#### TASK INPUTS

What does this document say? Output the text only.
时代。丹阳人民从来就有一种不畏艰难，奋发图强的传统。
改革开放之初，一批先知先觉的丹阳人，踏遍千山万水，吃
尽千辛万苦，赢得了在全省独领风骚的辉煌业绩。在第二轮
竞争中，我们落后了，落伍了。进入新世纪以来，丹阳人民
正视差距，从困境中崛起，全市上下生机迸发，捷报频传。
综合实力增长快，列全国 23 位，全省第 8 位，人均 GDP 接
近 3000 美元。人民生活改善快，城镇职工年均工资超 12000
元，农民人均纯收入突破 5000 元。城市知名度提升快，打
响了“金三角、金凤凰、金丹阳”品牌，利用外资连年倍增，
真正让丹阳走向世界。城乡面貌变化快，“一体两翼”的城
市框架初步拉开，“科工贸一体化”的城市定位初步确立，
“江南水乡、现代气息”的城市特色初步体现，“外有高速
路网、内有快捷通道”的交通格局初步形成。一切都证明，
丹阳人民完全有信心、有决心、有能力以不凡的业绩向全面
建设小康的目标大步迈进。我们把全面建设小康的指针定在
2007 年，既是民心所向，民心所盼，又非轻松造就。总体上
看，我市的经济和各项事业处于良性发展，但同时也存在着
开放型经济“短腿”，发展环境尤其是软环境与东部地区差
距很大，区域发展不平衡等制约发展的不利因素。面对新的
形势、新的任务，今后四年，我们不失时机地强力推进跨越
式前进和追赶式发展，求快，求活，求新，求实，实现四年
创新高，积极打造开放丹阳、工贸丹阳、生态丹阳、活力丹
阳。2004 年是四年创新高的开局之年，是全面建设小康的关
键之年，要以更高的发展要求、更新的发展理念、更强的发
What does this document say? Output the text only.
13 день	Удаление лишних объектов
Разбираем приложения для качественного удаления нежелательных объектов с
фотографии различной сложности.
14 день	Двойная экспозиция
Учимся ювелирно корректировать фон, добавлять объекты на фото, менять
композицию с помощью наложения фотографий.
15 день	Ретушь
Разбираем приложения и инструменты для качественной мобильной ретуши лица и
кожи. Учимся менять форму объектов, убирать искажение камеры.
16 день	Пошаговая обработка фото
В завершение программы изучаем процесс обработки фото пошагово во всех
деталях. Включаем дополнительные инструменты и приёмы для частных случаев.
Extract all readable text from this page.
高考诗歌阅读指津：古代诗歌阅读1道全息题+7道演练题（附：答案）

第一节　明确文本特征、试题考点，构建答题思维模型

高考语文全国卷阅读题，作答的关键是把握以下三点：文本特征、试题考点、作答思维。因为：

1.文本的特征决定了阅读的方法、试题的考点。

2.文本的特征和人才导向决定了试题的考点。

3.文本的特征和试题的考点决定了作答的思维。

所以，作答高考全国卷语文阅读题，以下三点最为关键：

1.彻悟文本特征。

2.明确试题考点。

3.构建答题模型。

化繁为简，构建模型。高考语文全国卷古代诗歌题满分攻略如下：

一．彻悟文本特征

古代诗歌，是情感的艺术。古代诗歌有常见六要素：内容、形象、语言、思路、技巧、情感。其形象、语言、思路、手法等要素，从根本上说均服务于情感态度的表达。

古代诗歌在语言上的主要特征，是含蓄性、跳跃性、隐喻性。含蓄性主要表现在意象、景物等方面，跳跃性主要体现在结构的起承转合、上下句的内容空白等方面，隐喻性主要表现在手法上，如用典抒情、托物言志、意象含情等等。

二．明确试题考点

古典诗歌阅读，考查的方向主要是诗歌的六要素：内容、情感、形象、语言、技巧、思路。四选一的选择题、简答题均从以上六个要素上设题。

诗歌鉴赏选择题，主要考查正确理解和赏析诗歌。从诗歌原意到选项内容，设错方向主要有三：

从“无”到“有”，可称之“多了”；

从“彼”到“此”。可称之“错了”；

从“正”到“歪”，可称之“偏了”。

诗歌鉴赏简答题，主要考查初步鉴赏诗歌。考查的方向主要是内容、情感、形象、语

#### EXERCISE INSTRUCTIONS
Quote all the records exactly, please, leaving none out.

#### EXPECTED OUTPUT
What does this document say? Output the text only.
时代。丹阳人民从来就有一种不畏艰难，奋发图强的传统。
改革开放之初，一批先知先觉的丹阳人，踏遍千山万水，吃
尽千辛万苦，赢得了在全省独领风骚的辉煌业绩。在第二轮
竞争中，我们落后了，落伍了。进入新世纪以来，丹阳人民
正视差距，从困境中崛起，全市上下生机迸发，捷报频传。
综合实力增长快，列全国 23 位，全省第 8 位，人均 GDP 接
近 3000 美元。人民生活改善快，城镇职工年均工资超 12000
元，农民人均纯收入突破 5000 元。城市知名度提升快，打
响了“金三角、金凤凰、金丹阳”品牌，利用外资连年倍增，
真正让丹阳走向世界。城乡面貌变化快，“一体两翼”的城
市框架初步拉开，“科工贸一体化”的城市定位初步确立，
“江南水乡、现代气息”的城市特色初步体现，“外有高速
路网、内有快捷通道”的交通格局初步形成。一切都证明，
丹阳人民完全有信心、有决心、有能力以不凡的业绩向全面
建设小康的目标大步迈进。我们把全面建设小康的指针定在
2007 年，既是民心所向，民心所盼，又非轻松造就。总体上
看，我市的经济和各项事业处于良性发展，但同时也存在着
开放型经济“短腿”，发展环境尤其是软环境与东部地区差
距很大，区域发展不平衡等制约发展的不利因素。面对新的
形势、新的任务，今后四年，我们不失时机地强力推进跨越
式前进和追赶式发展，求快，求活，求新，求实，实现四年
创新高，积极打造开放丹阳、工贸丹阳、生态丹阳、活力丹
阳。2004 年是四年创新高的开局之年，是全面建设小康的关
键之年，要以更高的发展要求、更新的发展理念、更强的发
What does this document say? Output the text only.
13 день	Удаление лишних объектов
Разбираем приложения для качественного удаления нежелательных объектов с
фотографии различной сложности.
14 день	Двойная экспозиция
Учимся ювелирно корректировать фон, добавлять объекты на фото, менять
композицию с помощью наложения фотографий.
15 день	Ретушь
Разбираем приложения и инструменты для качественной мобильной ретуши лица и
кожи. Учимся менять форму объектов, убирать искажение камеры.
16 день	Пошаговая обработка фото
В завершение программы изучаем процесс обработки фото пошагово во всех
деталях. Включаем дополнительные инструменты и приёмы для частных случаев.
Extract all readable text from this page.
高考诗歌阅读指津：古代诗歌阅读1道全息题+7道演练题（附：答案）

第一节　明确文本特征、试题考点，构建答题思维模型

高考语文全国卷阅读题，作答的关键是把握以下三点：文本特征、试题考点、作答思维。因为：

1.文本的特征决定了阅读的方法、试题的考点。

2.文本的特征和人才导向决定了试题的考点。

3.文本的特征和试题的考点决定了作答的思维。

所以，作答高考全国卷语文阅读题，以下三点最为关键：

1.彻悟文本特征。

2.明确试题考点。

3.构建答题模型。

化繁为简，构建模型。高考语文全国卷古代诗歌题满分攻略如下：

一．彻悟文本特征

古代诗歌，是情感的艺术。古代诗歌有常见六要素：内容、形象、语言、思路、技巧、情感。其形象、语言、思路、手法等要素，从根本上说均服务于情感态度的表达。

古代诗歌在语言上的主要特征，是含蓄性、跳跃性、隐喻性。含蓄性主要表现在意象、景物等方面，跳跃性主要体现在结构的起承转合、上下句的内容空白等方面，隐喻性主要表现在手法上，如用典抒情、托物言志、意象含情等等。

二．明确试题考点

古典诗歌阅读，考查的方向主要是诗歌的六要素：内容、情感、形象、语言、技巧、思路。四选一的选择题、简答题均从以上六个要素上设题。

诗歌鉴赏选择题，主要考查正确理解和赏析诗歌。从诗歌原意到选项内容，设错方向主要有三：

从“无”到“有”，可称之“多了”；

从“彼”到“此”。可称之“错了”；

从“正”到“歪”，可称之“偏了”。

诗歌鉴赏简答题，主要考查初步鉴赏诗歌。考查的方向主要是内容、情感、形象、语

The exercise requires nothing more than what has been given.